WHAT IS NEEDED:
Starting with the first line of the entries and going on through the line with "data-point — [523, 220, 533, 230]", write those lines out again with "Localize" swapped for "Locate" and nothing else changed. Give only those lines.
☆ ☆ ☆ ☆ ☆ ☆ ☆
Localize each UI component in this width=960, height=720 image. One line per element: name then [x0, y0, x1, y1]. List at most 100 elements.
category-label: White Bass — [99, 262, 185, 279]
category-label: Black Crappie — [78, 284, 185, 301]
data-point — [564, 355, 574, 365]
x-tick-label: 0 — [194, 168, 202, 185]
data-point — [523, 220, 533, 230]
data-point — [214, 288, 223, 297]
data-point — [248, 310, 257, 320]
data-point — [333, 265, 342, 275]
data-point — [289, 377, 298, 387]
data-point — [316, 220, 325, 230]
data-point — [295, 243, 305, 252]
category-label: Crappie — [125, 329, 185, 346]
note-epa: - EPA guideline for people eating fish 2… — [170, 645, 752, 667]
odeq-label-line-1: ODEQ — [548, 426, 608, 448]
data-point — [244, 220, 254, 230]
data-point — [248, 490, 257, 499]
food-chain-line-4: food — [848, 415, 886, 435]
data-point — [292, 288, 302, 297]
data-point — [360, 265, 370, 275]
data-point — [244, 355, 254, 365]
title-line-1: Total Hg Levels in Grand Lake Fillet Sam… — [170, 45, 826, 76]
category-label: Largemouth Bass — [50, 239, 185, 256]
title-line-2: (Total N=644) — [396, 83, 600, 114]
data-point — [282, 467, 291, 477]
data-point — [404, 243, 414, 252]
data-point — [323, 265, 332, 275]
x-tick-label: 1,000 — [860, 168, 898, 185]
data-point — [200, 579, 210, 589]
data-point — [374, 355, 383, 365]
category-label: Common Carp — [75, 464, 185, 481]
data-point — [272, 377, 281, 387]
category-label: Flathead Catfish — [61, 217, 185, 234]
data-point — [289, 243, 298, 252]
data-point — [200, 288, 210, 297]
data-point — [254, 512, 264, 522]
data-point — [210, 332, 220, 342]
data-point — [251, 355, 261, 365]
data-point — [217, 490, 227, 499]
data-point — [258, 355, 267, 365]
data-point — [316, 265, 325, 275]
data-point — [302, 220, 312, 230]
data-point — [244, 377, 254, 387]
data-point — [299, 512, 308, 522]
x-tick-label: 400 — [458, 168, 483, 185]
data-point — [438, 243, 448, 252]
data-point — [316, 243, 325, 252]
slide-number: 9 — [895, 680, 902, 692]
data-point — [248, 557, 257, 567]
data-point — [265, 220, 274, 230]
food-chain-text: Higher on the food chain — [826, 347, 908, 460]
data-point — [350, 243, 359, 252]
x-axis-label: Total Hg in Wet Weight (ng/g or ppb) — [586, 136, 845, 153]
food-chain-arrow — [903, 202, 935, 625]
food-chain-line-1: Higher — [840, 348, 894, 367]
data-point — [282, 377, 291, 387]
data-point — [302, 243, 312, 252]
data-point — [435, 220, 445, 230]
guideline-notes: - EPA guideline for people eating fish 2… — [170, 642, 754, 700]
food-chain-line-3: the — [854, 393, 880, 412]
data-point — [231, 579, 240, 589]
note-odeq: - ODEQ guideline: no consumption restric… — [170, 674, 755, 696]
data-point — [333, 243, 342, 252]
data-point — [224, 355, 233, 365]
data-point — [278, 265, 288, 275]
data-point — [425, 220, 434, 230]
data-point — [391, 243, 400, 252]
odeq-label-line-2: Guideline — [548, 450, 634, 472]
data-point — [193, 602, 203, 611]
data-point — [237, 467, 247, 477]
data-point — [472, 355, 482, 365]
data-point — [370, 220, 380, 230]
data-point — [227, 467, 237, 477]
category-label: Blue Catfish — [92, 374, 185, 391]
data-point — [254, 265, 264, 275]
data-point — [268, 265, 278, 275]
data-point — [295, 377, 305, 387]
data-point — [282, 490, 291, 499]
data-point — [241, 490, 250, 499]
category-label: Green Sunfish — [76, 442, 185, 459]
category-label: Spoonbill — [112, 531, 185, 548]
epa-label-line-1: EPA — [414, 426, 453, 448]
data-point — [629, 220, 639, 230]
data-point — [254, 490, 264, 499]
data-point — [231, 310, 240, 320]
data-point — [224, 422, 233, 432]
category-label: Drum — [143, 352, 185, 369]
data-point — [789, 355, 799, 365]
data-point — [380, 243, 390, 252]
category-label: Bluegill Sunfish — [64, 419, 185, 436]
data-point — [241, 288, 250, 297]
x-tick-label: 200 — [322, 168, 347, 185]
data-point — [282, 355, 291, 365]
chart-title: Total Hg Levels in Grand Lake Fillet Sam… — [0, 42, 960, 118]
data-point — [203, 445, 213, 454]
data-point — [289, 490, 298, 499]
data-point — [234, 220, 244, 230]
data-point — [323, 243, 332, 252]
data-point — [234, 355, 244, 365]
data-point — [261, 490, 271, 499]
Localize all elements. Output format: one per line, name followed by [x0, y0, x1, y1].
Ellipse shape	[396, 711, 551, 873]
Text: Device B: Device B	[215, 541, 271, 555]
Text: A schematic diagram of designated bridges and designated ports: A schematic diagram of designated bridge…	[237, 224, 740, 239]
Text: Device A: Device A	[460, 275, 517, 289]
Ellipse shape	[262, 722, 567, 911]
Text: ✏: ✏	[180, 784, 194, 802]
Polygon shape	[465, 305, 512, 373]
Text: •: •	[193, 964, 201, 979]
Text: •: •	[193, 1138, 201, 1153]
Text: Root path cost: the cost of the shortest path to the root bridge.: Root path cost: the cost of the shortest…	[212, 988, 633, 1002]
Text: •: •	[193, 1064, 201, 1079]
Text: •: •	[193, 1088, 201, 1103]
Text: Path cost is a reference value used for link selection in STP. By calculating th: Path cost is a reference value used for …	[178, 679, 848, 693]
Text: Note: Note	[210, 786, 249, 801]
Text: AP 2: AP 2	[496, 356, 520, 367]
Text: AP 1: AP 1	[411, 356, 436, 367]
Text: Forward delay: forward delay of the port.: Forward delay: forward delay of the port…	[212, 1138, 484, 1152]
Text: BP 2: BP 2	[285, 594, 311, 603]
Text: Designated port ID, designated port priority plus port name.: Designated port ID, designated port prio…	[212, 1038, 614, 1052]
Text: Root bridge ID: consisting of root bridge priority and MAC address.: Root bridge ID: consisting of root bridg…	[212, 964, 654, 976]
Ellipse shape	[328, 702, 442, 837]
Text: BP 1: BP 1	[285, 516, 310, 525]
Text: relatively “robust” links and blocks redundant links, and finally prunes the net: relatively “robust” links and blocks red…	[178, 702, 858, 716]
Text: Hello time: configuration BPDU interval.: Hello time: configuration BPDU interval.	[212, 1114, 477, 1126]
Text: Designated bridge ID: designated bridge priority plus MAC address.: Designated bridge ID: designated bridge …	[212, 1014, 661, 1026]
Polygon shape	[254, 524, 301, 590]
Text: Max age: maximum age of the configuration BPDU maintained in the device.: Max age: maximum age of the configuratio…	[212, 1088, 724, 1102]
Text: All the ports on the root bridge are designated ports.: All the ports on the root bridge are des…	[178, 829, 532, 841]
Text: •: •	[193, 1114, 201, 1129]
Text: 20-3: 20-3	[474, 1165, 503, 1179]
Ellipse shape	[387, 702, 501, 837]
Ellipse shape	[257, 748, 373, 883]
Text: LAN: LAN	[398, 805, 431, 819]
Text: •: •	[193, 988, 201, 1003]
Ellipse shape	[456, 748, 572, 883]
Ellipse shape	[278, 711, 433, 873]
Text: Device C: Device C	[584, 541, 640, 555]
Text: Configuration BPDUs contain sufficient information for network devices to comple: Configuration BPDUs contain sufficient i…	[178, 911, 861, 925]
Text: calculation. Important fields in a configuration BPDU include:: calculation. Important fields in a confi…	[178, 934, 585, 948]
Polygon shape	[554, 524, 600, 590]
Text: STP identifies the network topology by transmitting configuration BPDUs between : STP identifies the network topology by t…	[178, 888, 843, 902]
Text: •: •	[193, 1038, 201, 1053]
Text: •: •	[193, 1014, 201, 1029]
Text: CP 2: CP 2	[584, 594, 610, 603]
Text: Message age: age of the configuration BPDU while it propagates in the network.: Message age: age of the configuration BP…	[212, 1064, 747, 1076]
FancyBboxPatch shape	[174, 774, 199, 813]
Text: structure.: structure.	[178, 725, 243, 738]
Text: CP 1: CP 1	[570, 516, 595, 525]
☆ ☆ ☆ ☆ ☆ ☆ ☆
WORKED SOLUTION:
Locate each UI component in this width=960, height=720 image. One line per element: name then [x0, y0, x1, y1]. List at most 100 elements.
category-label: White Bass — [99, 262, 185, 279]
category-label: Black Crappie — [78, 284, 185, 301]
data-point — [564, 355, 574, 365]
x-tick-label: 0 — [194, 168, 202, 185]
data-point — [523, 220, 533, 230]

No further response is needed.